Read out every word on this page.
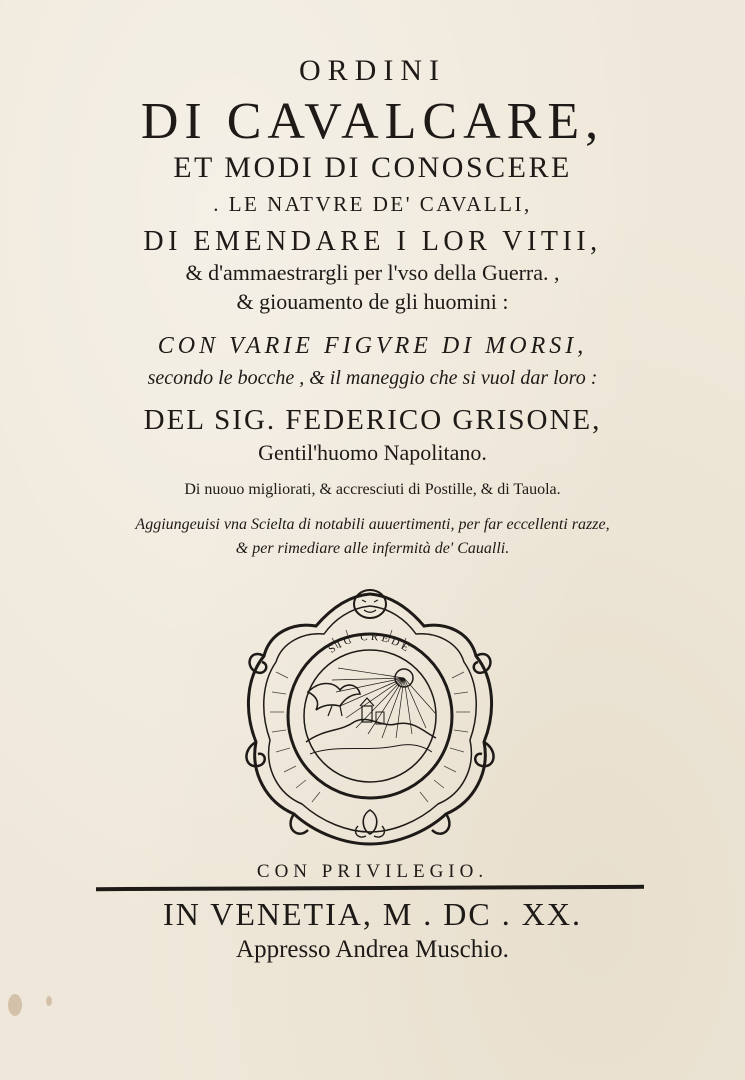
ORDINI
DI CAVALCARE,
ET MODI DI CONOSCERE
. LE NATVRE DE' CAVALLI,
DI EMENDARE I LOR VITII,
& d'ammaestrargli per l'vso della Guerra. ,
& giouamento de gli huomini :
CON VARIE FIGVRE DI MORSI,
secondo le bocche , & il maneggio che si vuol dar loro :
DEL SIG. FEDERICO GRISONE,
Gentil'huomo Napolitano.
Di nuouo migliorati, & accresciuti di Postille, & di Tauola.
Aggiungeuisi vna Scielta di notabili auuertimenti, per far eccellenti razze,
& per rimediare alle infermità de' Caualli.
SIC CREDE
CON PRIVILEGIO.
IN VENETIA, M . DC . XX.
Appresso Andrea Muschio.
——————————
*To do*: Omit the images and transcribe all of the records above word for word.

*The answer*:
Read out every word on this page.
ORDINI
DI CAVALCARE,
ET MODI DI CONOSCERE
. LE NATVRE DE' CAVALLI,
DI EMENDARE I LOR VITII,
& d'ammaestrargli per l'vso della Guerra. ,
& giouamento de gli huomini :
CON VARIE FIGVRE DI MORSI,
secondo le bocche , & il maneggio che si vuol dar loro :
DEL SIG. FEDERICO GRISONE,
Gentil'huomo Napolitano.
Di nuouo migliorati, & accresciuti di Postille, & di Tauola.
Aggiungeuisi vna Scielta di notabili auuertimenti, per far eccellenti razze,
& per rimediare alle infermità de' Caualli.
SIC CREDE
CON PRIVILEGIO.
IN VENETIA, M . DC . XX.
Appresso Andrea Muschio.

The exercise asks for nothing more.